REQUEST:
Identify all lines in the data containing the string "vapeurs". Copy them out.
--- begin RECORD EXCERPTS ---
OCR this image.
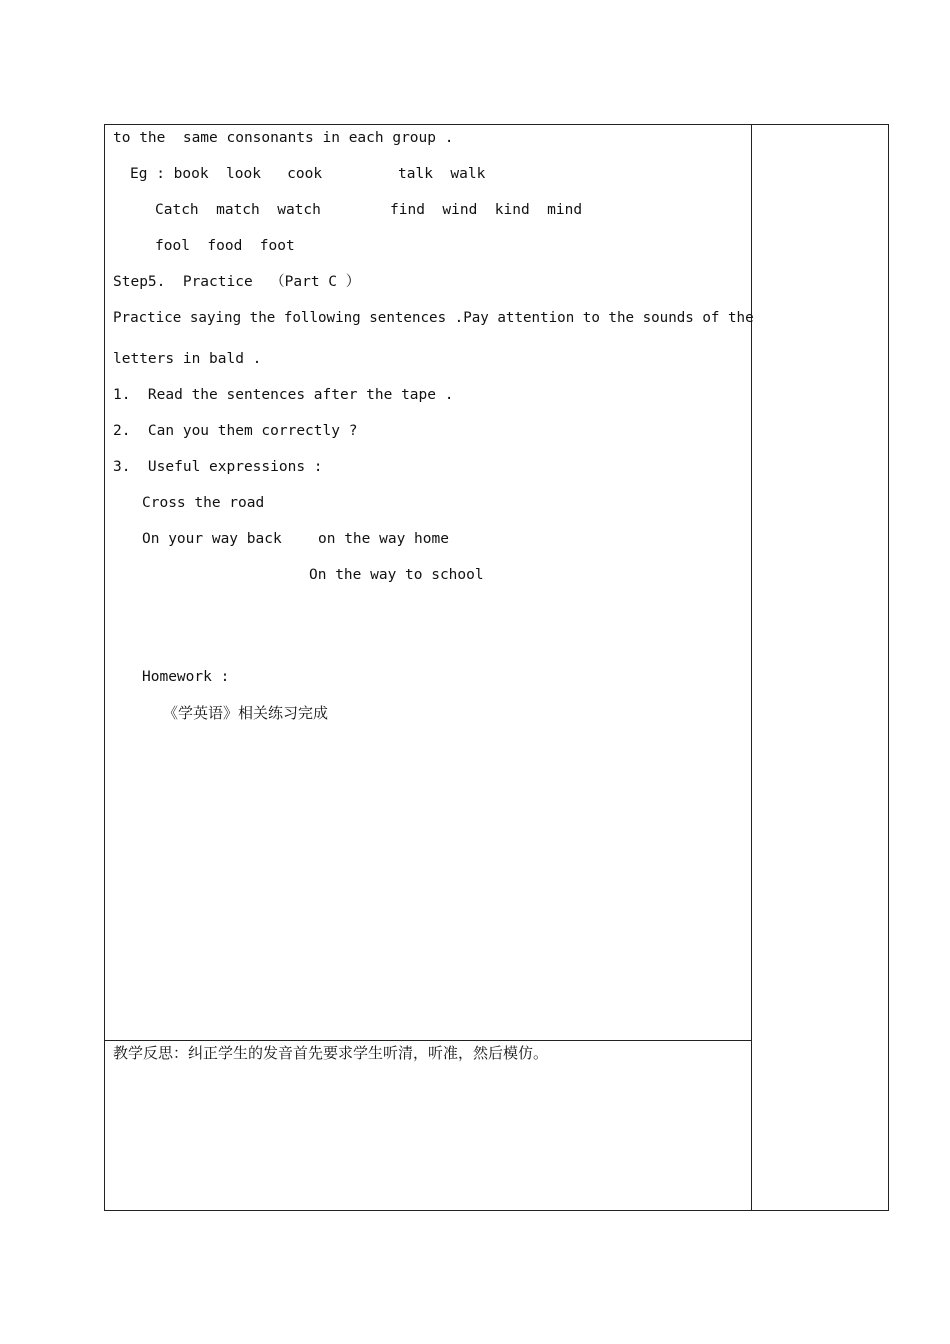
to the  same consonants in each group .
Eg : book  look   cook	talk  walk
Catch  match  watch	find  wind  kind  mind
fool  food  foot
Step5.  Practice  （Part C ）
Practice saying the following sentences .Pay attention to the sounds of the
letters in bald .
1.  Read the sentences after the tape .
2.  Can you them correctly ?
3.  Useful expressions :
Cross the road
On your way back	on the way home
On the way to school
Homework :
《学英语》相关练习完成
教学反思：纠正学生的发音首先要求学生听清，听准，然后模仿。
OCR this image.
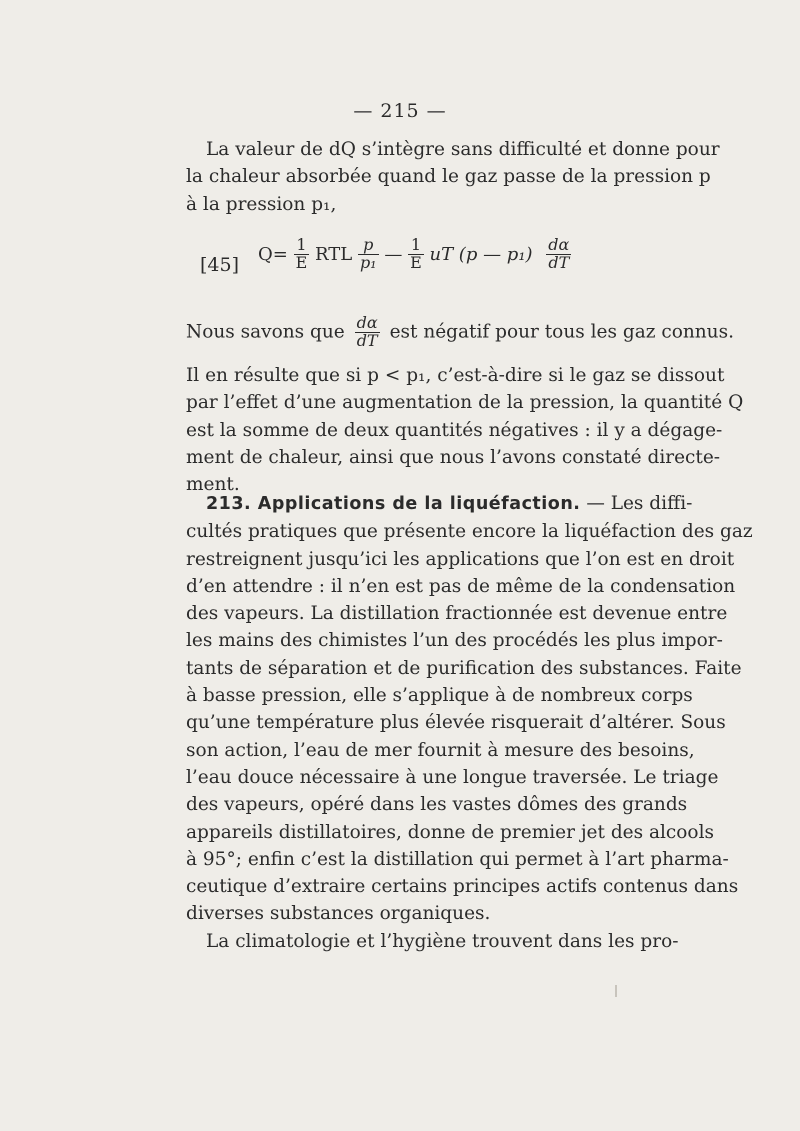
— 215 —
La valeur de dQ s’intègre sans difficulté et donne pour
la chaleur absorbée quand le gaz passe de la pression p
à la pression p₁,
[45] $Q= \frac{1}{E}$ RTL $\frac{p}{\text{p₁}}$ — $\frac{1}{E}$ uT (p — $p_1) \frac{d\alpha}{dT}$
Nous savons que $\frac{d\alpha}{dT}$ est négatif pour tous les gaz connus.
Il en résulte que si p < p₁, c’est-à-dire si le gaz se dissout
par l’effet d’une augmentation de la pression, la quantité Q
est la somme de deux quantités négatives : il y a dégage-
ment de chaleur, ainsi que nous l’avons constaté directe-
ment.
213. Applications de la liquéfaction. — Les diffi-
cultés pratiques que présente encore la liquéfaction des gaz
restreignent jusqu’ici les applications que l’on est en droit
d’en attendre : il n’en est pas de même de la condensation
des vapeurs. La distillation fractionnée est devenue entre
les mains des chimistes l’un des procédés les plus impor-
tants de séparation et de purification des substances. Faite
à basse pression, elle s’applique à de nombreux corps
qu’une température plus élevée risquerait d’altérer. Sous
son action, l’eau de mer fournit à mesure des besoins,
l’eau douce nécessaire à une longue traversée. Le triage
des vapeurs, opéré dans les vastes dômes des grands
appareils distillatoires, donne de premier jet des alcools
à 95°; enfin c’est la distillation qui permet à l’art pharma-
ceutique d’extraire certains principes actifs contenus dans
diverses substances organiques.
La climatologie et l’hygiène trouvent dans les pro-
--- end RECORD EXCERPTS ---
RESULT FOR THIS TASK:
des vapeurs. La distillation fractionnée est devenue entre
des vapeurs, opéré dans les vastes dômes des grands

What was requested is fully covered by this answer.